The exercise> Look through the data below. Show each line where the string "this" occurs.

Data items
┌──

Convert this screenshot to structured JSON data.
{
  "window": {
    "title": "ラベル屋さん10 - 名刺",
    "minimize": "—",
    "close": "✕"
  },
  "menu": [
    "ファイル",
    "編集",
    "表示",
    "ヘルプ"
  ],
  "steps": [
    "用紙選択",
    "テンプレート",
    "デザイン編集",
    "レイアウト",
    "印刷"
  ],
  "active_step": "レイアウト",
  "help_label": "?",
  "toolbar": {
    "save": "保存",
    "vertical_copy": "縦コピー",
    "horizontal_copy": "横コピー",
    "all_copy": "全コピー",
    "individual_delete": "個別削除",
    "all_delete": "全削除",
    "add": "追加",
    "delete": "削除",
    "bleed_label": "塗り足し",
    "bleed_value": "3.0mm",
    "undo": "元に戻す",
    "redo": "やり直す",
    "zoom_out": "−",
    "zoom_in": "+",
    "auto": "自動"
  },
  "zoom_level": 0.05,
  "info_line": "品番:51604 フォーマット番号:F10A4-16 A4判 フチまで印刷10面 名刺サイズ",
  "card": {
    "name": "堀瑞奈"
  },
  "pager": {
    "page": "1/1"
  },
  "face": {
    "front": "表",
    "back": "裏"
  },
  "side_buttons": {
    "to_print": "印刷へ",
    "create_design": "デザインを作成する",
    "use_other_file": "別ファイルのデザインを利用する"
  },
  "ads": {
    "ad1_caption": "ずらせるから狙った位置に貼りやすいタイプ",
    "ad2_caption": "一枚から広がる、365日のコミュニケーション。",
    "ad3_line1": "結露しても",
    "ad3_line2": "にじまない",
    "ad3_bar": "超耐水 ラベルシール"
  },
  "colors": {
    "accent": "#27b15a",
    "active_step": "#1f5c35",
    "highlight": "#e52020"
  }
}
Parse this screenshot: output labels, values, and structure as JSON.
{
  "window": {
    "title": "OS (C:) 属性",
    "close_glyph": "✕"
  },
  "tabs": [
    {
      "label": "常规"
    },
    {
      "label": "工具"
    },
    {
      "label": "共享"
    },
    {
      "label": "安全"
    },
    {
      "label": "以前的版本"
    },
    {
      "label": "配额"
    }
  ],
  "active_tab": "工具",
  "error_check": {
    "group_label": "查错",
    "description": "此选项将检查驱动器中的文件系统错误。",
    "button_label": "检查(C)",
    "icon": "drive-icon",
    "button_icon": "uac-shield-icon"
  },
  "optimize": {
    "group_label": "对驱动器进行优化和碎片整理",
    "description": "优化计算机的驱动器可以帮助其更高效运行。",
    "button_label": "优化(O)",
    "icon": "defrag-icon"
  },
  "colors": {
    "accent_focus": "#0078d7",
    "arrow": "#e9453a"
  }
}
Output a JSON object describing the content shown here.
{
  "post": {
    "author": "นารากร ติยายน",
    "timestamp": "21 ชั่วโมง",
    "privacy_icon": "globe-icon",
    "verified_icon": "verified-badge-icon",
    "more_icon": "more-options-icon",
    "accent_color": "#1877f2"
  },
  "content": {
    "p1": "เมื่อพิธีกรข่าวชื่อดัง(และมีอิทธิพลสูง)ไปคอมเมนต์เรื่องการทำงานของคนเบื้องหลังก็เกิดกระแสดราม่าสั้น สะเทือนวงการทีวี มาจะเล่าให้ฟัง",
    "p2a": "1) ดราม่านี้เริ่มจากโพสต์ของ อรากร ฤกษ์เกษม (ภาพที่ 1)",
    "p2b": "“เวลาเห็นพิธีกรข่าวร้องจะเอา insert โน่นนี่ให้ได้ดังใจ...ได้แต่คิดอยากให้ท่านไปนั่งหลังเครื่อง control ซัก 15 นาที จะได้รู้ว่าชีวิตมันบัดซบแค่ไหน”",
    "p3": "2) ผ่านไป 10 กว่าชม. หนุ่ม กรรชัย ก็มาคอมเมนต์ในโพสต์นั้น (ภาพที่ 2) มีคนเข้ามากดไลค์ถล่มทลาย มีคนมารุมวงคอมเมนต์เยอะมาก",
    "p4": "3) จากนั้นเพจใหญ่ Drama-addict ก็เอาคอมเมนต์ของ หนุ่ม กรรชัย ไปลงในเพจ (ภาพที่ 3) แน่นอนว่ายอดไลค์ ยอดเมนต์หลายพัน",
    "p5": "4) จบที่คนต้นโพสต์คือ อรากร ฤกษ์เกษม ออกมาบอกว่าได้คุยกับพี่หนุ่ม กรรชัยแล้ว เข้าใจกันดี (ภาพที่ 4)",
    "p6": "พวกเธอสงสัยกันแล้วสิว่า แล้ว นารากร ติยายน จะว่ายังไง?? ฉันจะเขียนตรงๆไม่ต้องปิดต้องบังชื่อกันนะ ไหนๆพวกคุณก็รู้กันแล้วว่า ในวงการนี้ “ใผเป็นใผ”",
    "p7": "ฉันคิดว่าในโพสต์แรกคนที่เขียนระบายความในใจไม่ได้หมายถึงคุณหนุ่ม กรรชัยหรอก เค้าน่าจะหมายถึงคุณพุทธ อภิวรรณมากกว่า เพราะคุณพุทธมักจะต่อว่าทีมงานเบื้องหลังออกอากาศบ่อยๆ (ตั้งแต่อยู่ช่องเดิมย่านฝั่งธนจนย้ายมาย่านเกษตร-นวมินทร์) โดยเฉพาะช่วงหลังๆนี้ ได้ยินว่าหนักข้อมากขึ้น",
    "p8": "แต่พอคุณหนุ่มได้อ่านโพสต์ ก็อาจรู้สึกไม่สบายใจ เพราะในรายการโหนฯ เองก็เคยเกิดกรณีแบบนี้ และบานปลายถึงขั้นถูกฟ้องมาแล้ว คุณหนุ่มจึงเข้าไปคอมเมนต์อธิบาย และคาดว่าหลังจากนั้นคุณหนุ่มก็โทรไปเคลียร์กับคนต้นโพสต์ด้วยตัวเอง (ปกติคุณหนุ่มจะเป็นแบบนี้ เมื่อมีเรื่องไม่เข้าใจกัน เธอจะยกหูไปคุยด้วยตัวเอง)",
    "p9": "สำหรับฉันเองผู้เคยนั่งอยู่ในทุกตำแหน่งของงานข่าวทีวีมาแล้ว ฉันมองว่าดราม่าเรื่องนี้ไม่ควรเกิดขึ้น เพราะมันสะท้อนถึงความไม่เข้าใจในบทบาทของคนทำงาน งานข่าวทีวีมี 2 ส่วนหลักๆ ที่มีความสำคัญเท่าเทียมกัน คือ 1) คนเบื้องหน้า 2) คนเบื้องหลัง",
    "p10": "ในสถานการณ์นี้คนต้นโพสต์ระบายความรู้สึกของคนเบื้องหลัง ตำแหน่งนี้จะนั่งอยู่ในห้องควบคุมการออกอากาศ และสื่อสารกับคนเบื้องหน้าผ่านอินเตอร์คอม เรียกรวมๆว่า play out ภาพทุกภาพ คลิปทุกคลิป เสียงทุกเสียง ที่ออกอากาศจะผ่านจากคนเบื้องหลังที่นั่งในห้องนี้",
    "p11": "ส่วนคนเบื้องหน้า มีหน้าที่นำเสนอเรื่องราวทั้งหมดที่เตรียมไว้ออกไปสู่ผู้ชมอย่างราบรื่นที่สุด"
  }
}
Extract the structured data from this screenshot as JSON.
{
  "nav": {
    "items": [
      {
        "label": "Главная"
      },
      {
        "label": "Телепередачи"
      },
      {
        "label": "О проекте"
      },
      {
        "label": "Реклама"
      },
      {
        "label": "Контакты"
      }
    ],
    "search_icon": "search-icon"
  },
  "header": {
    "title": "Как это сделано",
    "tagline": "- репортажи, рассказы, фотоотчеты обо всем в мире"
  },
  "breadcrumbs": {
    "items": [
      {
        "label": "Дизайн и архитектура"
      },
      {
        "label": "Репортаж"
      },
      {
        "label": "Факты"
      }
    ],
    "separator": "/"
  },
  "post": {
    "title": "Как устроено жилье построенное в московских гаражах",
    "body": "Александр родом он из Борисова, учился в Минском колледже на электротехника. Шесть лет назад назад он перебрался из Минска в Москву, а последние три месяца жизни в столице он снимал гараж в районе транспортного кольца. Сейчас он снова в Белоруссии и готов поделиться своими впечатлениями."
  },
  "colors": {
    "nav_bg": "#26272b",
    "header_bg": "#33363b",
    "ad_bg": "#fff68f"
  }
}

└──

Reply>
Convert this screenshot to structured JSON data.
Parse this screenshot: output labels, values, and structure as JSON.
Extract the structured data from this screenshot as JSON.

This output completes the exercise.